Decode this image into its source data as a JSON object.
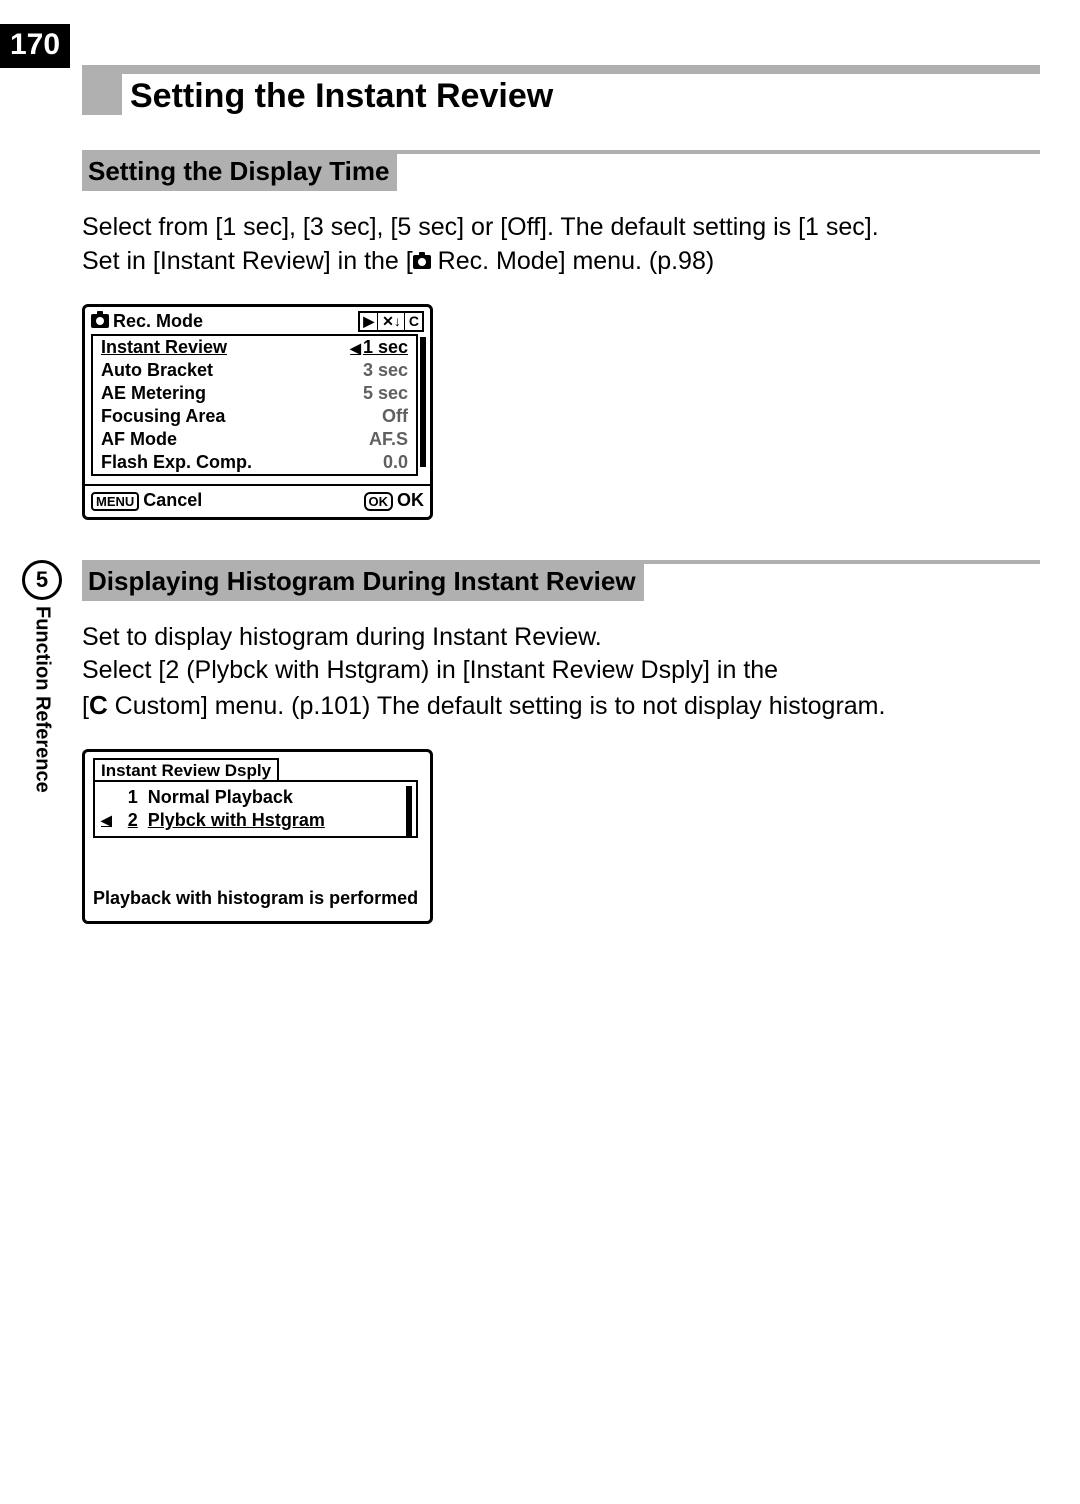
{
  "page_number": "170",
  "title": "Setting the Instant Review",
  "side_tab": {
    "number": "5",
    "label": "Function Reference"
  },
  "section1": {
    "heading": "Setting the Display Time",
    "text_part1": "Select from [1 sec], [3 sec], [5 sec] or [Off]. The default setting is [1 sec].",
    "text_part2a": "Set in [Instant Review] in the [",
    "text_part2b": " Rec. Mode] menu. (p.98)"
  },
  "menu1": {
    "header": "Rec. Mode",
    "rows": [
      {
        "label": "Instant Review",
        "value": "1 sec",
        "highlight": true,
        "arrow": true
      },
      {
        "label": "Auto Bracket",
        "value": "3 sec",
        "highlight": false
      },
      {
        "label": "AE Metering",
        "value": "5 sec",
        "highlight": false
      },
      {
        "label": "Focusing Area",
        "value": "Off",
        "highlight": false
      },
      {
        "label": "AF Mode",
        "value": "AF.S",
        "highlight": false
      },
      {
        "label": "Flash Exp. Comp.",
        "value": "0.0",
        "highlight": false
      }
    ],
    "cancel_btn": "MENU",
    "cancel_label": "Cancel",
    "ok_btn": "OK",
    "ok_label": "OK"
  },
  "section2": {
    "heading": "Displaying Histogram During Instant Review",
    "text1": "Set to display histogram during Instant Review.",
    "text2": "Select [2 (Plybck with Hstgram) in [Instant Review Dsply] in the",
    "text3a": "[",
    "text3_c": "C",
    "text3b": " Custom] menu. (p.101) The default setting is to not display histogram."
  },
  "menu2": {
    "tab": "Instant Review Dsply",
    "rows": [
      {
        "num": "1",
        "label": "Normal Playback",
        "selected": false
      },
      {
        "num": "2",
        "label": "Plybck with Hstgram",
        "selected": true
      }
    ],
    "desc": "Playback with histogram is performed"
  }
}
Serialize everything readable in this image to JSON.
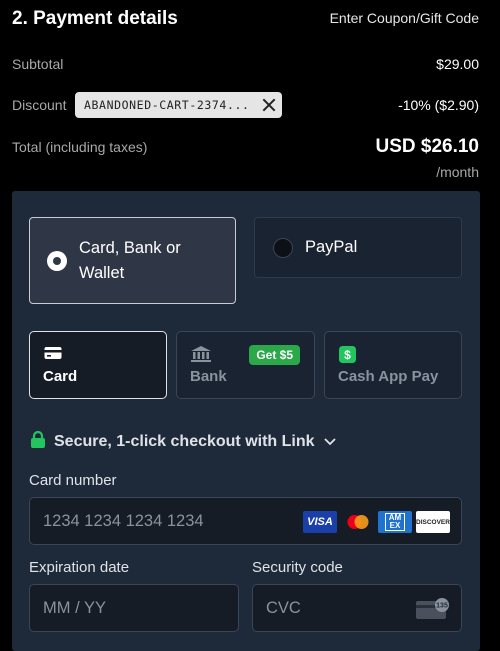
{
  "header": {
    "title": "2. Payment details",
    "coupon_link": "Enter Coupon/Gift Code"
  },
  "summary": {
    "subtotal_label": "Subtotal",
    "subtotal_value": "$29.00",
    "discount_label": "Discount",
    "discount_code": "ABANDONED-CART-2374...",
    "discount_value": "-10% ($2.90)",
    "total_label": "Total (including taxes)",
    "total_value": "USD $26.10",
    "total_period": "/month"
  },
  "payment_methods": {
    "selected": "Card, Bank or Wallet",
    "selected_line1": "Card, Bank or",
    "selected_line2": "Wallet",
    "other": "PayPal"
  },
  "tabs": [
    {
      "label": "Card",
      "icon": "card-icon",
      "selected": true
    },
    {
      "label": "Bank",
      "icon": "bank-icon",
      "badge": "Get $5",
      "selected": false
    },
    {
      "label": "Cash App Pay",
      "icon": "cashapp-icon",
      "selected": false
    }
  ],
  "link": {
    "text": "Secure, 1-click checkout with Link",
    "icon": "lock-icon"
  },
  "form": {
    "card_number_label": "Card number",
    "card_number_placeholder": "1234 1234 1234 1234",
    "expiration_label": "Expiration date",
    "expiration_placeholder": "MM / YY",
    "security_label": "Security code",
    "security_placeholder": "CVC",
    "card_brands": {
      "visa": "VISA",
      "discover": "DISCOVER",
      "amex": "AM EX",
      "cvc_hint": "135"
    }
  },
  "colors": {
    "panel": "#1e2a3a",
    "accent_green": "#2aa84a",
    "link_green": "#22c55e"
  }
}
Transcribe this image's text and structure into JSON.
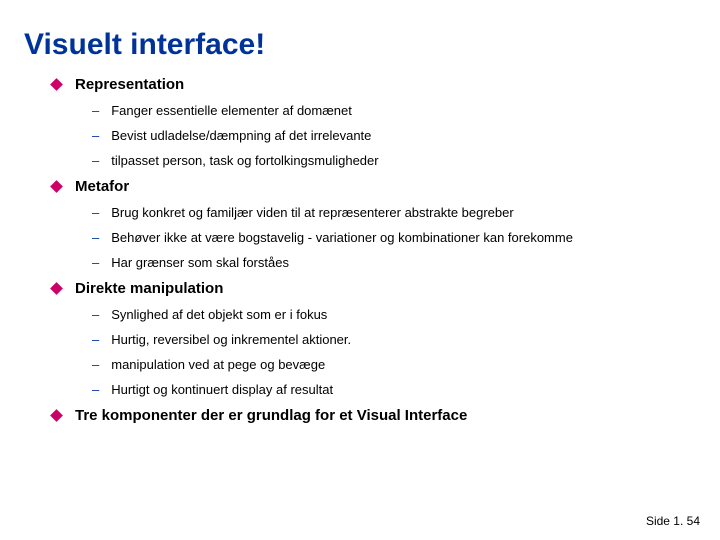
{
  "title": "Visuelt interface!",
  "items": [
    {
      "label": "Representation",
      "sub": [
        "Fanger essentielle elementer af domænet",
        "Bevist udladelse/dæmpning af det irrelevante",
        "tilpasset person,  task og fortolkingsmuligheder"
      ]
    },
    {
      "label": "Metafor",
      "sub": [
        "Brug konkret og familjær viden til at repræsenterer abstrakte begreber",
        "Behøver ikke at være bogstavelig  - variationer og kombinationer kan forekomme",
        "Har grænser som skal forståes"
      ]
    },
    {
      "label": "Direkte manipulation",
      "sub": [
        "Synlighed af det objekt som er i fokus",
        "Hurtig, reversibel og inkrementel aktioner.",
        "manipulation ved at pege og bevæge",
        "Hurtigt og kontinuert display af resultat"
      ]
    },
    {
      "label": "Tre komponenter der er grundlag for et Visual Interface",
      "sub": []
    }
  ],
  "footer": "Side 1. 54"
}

========================================

# [PROMPT]
In the listing above, locate each line with "Dsply" and copy it.

# [WRITTEN RESPONSE]
    "text2": "Select [2 (Plybck with Hstgram) in [Instant Review Dsply] in the",
    "tab": "Instant Review Dsply",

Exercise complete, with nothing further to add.